What is being asked: Copy out the entries below precisely; nothing is to be omitted.
----- Provided data
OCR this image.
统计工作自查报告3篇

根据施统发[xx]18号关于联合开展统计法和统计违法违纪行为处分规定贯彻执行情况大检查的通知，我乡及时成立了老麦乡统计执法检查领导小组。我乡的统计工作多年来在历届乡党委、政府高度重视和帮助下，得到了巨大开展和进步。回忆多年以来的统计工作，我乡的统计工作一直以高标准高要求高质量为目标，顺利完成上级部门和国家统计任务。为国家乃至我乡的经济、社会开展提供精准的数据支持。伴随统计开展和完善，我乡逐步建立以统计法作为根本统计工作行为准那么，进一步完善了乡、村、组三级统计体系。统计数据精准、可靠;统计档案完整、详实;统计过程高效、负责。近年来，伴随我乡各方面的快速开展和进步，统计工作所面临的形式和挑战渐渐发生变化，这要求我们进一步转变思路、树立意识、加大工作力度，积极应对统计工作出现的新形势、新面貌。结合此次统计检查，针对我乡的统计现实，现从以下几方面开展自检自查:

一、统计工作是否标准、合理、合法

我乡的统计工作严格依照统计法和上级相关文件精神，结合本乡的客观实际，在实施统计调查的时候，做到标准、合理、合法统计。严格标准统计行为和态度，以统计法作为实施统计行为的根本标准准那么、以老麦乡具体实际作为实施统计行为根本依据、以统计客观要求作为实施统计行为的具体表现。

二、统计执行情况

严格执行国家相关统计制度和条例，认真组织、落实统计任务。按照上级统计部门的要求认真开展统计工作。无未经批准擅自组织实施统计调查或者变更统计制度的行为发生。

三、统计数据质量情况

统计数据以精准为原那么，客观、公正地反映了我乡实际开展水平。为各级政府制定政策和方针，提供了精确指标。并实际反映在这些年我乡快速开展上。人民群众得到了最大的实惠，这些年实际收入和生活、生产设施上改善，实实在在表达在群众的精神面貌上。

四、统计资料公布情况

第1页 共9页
----------
The output:
OCR this image.
统计工作自查报告3篇

根据施统发[xx]18号关于联合开展统计法和统计违法违纪行为处分规定贯彻执行情况大检查的通知，我乡及时成立了老麦乡统计执法检查领导小组。我乡的统计工作多年来在历届乡党委、政府高度重视和帮助下，得到了巨大开展和进步。回忆多年以来的统计工作，我乡的统计工作一直以高标准高要求高质量为目标，顺利完成上级部门和国家统计任务。为国家乃至我乡的经济、社会开展提供精准的数据支持。伴随统计开展和完善，我乡逐步建立以统计法作为根本统计工作行为准那么，进一步完善了乡、村、组三级统计体系。统计数据精准、可靠;统计档案完整、详实;统计过程高效、负责。近年来，伴随我乡各方面的快速开展和进步，统计工作所面临的形式和挑战渐渐发生变化，这要求我们进一步转变思路、树立意识、加大工作力度，积极应对统计工作出现的新形势、新面貌。结合此次统计检查，针对我乡的统计现实，现从以下几方面开展自检自查:

一、统计工作是否标准、合理、合法

我乡的统计工作严格依照统计法和上级相关文件精神，结合本乡的客观实际，在实施统计调查的时候，做到标准、合理、合法统计。严格标准统计行为和态度，以统计法作为实施统计行为的根本标准准那么、以老麦乡具体实际作为实施统计行为根本依据、以统计客观要求作为实施统计行为的具体表现。

二、统计执行情况

严格执行国家相关统计制度和条例，认真组织、落实统计任务。按照上级统计部门的要求认真开展统计工作。无未经批准擅自组织实施统计调查或者变更统计制度的行为发生。

三、统计数据质量情况

统计数据以精准为原那么，客观、公正地反映了我乡实际开展水平。为各级政府制定政策和方针，提供了精确指标。并实际反映在这些年我乡快速开展上。人民群众得到了最大的实惠，这些年实际收入和生活、生产设施上改善，实实在在表达在群众的精神面貌上。

四、统计资料公布情况

第1页 共9页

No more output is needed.